Task prompt.
Repeat all of the data precisely.

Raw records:
****

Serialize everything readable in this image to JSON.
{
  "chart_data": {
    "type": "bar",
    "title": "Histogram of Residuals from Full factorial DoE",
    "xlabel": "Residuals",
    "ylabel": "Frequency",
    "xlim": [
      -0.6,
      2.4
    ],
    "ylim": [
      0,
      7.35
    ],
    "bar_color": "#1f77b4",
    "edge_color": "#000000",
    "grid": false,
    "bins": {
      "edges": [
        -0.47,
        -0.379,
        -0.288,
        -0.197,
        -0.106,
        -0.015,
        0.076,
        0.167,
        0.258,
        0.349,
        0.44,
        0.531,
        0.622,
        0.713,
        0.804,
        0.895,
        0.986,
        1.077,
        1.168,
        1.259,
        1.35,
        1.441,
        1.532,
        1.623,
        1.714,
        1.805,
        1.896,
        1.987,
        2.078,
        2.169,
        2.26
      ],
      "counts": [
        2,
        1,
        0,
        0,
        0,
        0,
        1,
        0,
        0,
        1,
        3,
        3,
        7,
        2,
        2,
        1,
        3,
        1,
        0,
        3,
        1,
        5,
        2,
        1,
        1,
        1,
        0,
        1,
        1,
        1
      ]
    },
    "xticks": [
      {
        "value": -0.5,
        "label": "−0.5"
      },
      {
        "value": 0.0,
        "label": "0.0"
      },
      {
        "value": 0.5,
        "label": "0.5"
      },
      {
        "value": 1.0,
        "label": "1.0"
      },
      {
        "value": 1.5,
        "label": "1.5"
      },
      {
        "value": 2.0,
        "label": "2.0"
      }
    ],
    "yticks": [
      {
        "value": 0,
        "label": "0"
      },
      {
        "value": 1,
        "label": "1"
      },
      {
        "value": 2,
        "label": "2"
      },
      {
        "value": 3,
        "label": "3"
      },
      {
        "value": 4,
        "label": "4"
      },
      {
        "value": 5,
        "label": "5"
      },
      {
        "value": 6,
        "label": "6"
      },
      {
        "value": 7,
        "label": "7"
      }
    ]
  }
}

****

Complete output.
Serialize everything readable in this image to JSON.
{
  "chart_data": {
    "type": "bar",
    "title": "Histogram of Residuals from Full factorial DoE",
    "xlabel": "Residuals",
    "ylabel": "Frequency",
    "xlim": [
      -0.6,
      2.4
    ],
    "ylim": [
      0,
      7.35
    ],
    "bar_color": "#1f77b4",
    "edge_color": "#000000",
    "grid": false,
    "bins": {
      "edges": [
        -0.47,
        -0.379,
        -0.288,
        -0.197,
        -0.106,
        -0.015,
        0.076,
        0.167,
        0.258,
        0.349,
        0.44,
        0.531,
        0.622,
        0.713,
        0.804,
        0.895,
        0.986,
        1.077,
        1.168,
        1.259,
        1.35,
        1.441,
        1.532,
        1.623,
        1.714,
        1.805,
        1.896,
        1.987,
        2.078,
        2.169,
        2.26
      ],
      "counts": [
        2,
        1,
        0,
        0,
        0,
        0,
        1,
        0,
        0,
        1,
        3,
        3,
        7,
        2,
        2,
        1,
        3,
        1,
        0,
        3,
        1,
        5,
        2,
        1,
        1,
        1,
        0,
        1,
        1,
        1
      ]
    },
    "xticks": [
      {
        "value": -0.5,
        "label": "−0.5"
      },
      {
        "value": 0.0,
        "label": "0.0"
      },
      {
        "value": 0.5,
        "label": "0.5"
      },
      {
        "value": 1.0,
        "label": "1.0"
      },
      {
        "value": 1.5,
        "label": "1.5"
      },
      {
        "value": 2.0,
        "label": "2.0"
      }
    ],
    "yticks": [
      {
        "value": 0,
        "label": "0"
      },
      {
        "value": 1,
        "label": "1"
      },
      {
        "value": 2,
        "label": "2"
      },
      {
        "value": 3,
        "label": "3"
      },
      {
        "value": 4,
        "label": "4"
      },
      {
        "value": 5,
        "label": "5"
      },
      {
        "value": 6,
        "label": "6"
      },
      {
        "value": 7,
        "label": "7"
      }
    ]
  }
}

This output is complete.